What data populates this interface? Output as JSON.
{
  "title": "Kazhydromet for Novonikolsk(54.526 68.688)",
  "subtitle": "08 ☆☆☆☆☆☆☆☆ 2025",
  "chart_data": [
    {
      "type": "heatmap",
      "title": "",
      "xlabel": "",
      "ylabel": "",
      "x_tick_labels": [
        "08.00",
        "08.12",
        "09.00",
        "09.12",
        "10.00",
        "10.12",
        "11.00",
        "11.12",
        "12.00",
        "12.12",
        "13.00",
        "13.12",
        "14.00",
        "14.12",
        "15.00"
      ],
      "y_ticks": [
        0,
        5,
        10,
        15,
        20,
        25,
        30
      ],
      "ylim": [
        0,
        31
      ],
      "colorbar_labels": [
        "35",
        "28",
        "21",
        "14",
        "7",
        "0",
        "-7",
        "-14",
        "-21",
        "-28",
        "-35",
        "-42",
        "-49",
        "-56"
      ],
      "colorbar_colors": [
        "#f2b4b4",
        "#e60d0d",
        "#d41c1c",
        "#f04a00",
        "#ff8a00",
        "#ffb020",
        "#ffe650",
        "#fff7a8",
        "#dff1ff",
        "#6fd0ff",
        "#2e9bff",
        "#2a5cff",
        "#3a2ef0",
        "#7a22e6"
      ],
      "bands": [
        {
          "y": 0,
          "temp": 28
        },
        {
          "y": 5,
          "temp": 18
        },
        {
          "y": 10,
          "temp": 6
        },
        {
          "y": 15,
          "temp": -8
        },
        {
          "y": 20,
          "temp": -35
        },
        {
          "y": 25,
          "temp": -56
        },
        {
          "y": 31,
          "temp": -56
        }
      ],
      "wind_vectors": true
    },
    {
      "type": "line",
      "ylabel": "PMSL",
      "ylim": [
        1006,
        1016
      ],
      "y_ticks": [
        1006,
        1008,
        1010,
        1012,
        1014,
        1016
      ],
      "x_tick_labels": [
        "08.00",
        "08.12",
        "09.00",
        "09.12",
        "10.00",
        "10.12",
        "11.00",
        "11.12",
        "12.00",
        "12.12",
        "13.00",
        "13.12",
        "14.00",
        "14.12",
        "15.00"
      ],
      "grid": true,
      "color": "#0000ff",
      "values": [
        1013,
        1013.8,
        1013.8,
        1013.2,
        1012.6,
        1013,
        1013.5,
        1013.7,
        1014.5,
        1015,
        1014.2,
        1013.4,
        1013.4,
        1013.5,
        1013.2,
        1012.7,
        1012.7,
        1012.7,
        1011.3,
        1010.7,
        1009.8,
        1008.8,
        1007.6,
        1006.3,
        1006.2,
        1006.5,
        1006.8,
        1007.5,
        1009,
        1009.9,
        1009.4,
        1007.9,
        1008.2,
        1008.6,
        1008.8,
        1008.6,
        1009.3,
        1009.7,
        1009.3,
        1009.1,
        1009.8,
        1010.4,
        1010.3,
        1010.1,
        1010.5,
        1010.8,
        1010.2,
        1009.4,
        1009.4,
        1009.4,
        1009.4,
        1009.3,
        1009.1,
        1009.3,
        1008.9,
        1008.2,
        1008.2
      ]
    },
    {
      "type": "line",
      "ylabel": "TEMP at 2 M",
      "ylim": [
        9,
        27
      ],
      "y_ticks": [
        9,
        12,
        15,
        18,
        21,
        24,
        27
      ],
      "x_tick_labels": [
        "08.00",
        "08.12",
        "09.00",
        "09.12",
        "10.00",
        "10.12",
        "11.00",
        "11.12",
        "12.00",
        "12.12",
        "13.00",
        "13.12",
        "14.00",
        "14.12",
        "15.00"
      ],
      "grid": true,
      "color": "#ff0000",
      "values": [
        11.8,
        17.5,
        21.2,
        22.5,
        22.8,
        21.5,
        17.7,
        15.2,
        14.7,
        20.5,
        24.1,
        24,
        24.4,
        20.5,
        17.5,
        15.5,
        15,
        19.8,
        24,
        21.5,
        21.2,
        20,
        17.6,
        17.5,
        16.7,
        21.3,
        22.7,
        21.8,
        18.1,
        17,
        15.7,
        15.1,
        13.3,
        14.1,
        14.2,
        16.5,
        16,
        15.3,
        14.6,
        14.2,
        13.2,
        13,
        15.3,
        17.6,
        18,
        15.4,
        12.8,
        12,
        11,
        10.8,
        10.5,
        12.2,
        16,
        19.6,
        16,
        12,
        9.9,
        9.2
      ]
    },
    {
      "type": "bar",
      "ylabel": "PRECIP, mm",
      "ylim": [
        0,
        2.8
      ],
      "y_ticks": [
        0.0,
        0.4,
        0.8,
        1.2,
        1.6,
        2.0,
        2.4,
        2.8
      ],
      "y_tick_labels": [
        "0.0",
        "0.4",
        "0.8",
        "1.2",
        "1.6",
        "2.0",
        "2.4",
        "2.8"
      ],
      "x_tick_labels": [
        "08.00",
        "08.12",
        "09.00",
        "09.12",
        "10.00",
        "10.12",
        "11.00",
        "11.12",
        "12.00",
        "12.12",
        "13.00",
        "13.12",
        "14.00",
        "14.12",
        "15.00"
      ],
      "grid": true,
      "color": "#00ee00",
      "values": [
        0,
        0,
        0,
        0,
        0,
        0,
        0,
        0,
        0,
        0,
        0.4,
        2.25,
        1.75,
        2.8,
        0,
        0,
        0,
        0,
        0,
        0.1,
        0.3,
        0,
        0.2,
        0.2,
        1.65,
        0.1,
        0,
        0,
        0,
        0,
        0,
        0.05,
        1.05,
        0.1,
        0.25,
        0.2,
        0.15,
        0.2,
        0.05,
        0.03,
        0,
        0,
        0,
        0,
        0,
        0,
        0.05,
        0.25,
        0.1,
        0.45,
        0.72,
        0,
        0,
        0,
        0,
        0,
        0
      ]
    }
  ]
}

----

--- What you will do ---
Reproduce each line of the material containing the word "type".

--- Exercise result ---
      "type": "heatmap",
      "type": "line",
      "type": "line",
      "type": "bar",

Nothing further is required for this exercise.